**Work instructions:** How many lines of these records hold the string "Deals"? Reply with the number alone.

**Dataset content:**
· · · · ·
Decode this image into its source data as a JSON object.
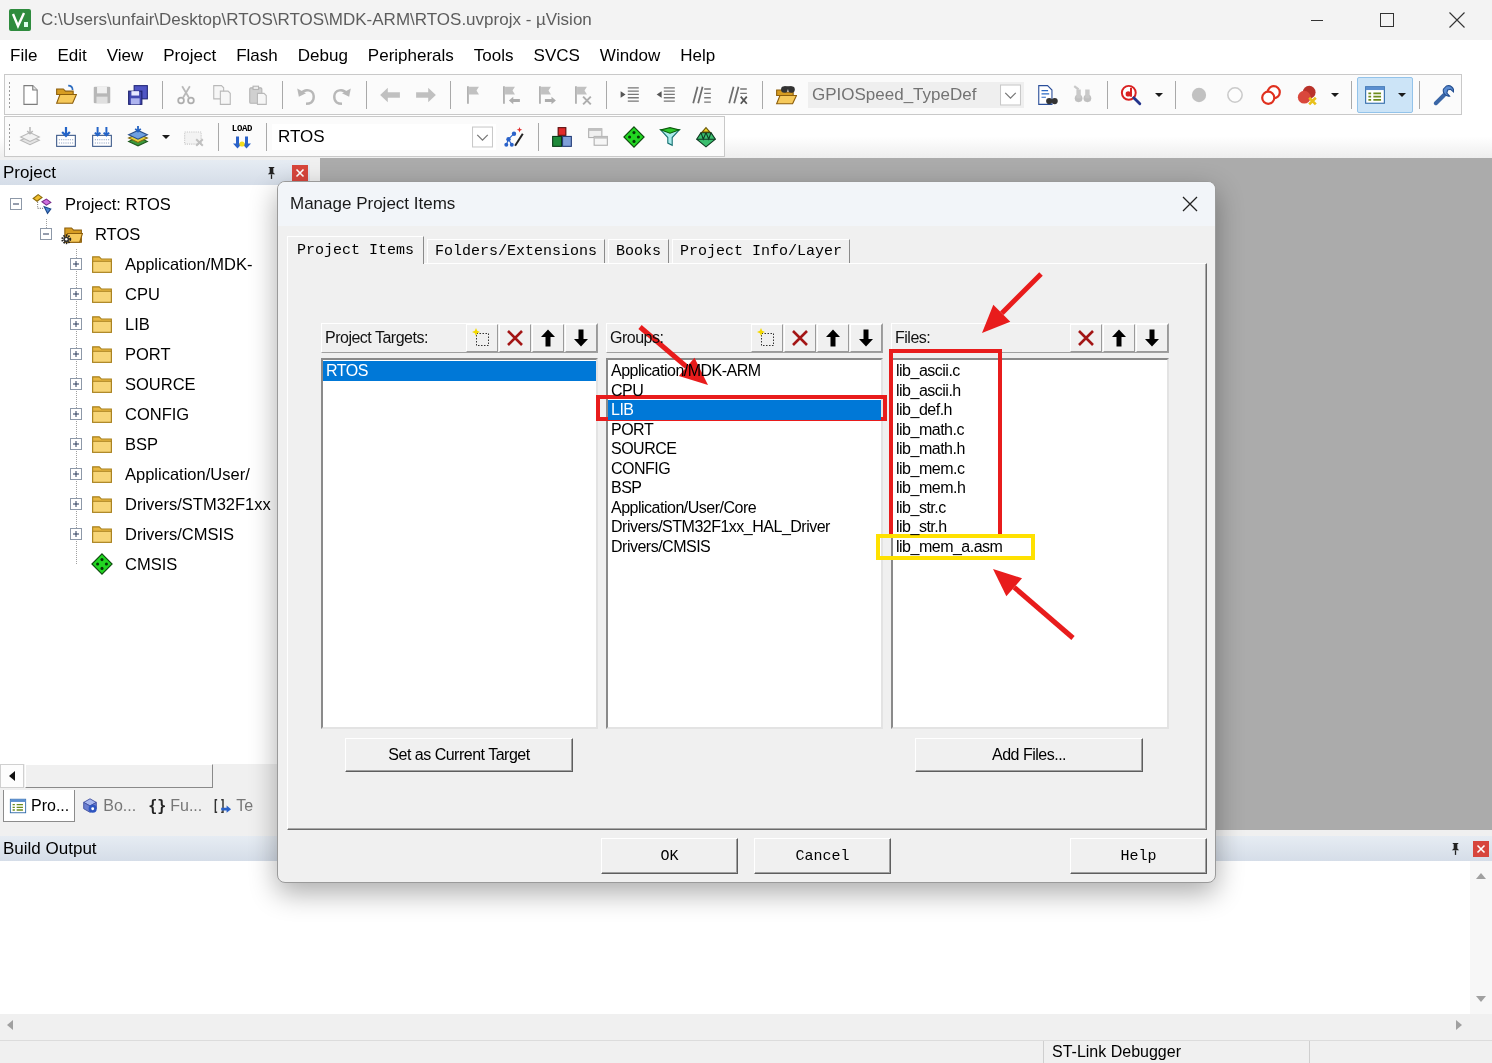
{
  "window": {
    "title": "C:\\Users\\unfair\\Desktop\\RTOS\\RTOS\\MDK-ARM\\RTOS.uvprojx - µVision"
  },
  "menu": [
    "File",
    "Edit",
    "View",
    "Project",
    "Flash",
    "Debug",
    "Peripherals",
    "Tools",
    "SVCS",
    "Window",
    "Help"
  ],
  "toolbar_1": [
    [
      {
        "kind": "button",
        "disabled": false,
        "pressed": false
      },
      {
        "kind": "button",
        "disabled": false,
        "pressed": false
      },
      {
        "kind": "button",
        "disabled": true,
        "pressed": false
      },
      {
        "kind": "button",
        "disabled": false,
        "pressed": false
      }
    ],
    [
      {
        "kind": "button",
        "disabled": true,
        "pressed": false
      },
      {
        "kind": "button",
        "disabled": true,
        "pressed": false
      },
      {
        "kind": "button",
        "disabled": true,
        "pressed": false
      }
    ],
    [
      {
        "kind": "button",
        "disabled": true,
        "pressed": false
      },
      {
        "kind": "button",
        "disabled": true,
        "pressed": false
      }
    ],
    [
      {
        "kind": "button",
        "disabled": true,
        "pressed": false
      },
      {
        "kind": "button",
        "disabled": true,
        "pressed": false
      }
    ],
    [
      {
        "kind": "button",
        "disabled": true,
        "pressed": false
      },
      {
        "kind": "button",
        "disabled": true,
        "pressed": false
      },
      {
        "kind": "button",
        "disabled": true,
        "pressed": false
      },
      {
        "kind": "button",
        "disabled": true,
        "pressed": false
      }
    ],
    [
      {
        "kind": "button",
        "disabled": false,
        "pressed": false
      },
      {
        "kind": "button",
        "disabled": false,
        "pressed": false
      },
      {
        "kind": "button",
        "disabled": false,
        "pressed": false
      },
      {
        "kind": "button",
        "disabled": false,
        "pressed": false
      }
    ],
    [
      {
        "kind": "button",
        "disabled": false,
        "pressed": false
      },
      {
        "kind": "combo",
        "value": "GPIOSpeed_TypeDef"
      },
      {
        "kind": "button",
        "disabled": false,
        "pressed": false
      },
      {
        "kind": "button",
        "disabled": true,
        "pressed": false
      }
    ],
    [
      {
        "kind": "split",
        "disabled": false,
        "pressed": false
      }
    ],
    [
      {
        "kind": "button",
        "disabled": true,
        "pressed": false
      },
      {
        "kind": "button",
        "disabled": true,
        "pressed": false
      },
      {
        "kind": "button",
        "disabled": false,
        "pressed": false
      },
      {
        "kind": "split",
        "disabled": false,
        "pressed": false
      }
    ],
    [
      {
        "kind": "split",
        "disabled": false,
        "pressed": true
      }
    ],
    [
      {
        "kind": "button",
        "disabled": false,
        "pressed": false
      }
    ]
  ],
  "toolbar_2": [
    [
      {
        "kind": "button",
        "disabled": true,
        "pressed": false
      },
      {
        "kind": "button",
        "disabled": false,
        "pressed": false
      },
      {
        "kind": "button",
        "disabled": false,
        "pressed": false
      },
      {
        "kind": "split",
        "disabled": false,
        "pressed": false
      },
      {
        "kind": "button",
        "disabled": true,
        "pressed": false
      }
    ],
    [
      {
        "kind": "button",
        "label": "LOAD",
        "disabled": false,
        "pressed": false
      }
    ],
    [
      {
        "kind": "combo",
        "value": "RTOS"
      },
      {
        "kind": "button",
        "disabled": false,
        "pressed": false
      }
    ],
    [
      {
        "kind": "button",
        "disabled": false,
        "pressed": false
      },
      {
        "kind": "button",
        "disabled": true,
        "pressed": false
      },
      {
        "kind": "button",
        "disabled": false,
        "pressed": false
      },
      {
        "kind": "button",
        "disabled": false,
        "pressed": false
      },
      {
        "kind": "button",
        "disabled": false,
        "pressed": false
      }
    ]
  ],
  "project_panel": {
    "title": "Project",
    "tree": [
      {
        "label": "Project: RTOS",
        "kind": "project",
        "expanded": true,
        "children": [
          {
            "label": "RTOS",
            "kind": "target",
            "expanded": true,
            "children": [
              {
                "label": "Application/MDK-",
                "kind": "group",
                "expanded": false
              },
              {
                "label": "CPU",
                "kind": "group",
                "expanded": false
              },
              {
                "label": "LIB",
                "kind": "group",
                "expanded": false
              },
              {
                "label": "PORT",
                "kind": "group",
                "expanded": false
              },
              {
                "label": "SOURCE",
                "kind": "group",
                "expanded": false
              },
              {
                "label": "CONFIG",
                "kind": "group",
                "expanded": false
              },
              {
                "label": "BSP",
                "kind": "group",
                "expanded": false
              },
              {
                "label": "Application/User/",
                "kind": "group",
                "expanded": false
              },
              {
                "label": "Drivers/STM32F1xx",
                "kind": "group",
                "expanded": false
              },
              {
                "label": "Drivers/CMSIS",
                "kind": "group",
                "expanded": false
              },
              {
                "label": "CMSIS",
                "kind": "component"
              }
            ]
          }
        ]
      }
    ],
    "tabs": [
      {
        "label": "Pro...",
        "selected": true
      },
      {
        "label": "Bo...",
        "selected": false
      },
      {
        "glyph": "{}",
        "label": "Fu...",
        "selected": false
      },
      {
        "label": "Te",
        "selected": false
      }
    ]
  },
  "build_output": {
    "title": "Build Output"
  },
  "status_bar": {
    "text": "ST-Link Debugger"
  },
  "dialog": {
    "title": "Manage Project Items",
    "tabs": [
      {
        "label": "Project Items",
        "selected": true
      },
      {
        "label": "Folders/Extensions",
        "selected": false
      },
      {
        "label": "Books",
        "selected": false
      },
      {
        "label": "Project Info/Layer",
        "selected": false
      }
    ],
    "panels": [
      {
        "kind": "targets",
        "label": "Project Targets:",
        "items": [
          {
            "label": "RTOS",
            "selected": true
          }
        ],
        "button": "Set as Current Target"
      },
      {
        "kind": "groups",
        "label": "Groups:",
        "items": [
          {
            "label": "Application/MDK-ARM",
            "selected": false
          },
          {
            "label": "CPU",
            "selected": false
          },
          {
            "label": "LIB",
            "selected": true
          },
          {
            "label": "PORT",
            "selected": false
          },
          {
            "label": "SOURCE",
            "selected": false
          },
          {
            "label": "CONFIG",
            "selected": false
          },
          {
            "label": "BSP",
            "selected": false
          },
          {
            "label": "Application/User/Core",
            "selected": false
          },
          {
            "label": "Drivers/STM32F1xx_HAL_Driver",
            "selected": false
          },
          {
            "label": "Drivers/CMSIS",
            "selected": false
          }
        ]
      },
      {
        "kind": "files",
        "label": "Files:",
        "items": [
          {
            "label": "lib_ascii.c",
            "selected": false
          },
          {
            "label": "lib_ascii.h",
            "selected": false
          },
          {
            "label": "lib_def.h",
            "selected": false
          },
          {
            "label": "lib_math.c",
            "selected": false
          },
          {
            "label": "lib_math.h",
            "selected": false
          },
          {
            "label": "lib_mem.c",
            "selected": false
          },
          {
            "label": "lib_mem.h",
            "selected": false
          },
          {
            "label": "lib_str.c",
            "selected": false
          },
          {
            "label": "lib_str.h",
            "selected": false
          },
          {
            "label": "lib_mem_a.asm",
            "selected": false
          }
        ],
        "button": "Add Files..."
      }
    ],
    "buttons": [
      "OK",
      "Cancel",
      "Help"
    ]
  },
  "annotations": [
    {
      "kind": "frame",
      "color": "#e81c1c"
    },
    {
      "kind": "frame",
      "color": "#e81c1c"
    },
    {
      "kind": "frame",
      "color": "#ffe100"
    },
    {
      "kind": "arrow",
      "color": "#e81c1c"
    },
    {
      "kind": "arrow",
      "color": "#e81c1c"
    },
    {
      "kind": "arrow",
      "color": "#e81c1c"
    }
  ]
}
· · · · ·
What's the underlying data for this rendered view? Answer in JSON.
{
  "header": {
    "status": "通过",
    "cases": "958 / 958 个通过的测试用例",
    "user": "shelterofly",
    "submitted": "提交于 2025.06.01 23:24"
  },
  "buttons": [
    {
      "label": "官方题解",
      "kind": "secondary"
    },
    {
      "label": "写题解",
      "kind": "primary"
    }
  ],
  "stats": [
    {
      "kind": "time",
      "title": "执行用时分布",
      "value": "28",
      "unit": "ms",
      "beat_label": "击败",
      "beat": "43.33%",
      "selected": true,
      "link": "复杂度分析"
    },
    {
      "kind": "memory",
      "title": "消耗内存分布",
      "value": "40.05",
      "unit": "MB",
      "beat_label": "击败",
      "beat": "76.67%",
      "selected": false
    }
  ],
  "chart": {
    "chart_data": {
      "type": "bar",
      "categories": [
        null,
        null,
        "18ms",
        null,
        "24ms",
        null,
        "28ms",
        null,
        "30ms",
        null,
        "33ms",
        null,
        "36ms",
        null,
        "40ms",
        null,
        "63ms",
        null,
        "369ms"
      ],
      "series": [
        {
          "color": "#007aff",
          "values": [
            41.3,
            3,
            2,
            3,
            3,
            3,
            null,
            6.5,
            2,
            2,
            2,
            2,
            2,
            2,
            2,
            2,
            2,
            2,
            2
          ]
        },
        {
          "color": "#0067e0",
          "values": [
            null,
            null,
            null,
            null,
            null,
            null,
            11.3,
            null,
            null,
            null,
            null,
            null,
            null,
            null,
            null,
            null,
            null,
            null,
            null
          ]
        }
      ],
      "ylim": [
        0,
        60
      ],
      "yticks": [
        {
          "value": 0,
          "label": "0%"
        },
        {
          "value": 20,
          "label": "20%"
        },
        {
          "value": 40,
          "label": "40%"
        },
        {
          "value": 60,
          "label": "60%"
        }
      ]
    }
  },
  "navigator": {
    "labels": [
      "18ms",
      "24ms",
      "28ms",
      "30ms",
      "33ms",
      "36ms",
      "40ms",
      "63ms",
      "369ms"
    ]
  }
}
· · · · ·
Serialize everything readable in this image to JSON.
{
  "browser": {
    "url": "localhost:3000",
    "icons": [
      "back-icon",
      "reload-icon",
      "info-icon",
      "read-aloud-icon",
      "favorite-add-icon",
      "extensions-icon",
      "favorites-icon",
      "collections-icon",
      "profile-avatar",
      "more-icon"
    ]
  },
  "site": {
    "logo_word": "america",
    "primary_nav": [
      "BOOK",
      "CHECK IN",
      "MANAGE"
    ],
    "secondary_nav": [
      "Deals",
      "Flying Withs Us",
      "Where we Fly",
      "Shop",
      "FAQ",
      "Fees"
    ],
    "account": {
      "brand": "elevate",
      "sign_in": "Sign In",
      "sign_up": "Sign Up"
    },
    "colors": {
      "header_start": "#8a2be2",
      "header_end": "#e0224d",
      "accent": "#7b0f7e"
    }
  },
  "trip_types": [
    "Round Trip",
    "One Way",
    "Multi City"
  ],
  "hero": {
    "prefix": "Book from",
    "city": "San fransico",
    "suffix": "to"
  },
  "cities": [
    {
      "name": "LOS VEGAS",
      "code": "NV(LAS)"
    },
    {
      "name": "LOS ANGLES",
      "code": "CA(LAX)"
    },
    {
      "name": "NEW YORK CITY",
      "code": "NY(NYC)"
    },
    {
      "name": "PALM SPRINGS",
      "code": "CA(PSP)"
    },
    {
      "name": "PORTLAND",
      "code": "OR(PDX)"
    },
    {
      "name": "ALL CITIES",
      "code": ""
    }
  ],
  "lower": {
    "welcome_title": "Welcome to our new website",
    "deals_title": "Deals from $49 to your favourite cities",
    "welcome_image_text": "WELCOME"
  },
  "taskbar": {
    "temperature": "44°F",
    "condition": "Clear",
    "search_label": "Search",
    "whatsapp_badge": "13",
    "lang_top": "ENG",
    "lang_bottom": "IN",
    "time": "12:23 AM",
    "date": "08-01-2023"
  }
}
· · · · ·
**Result below:** 2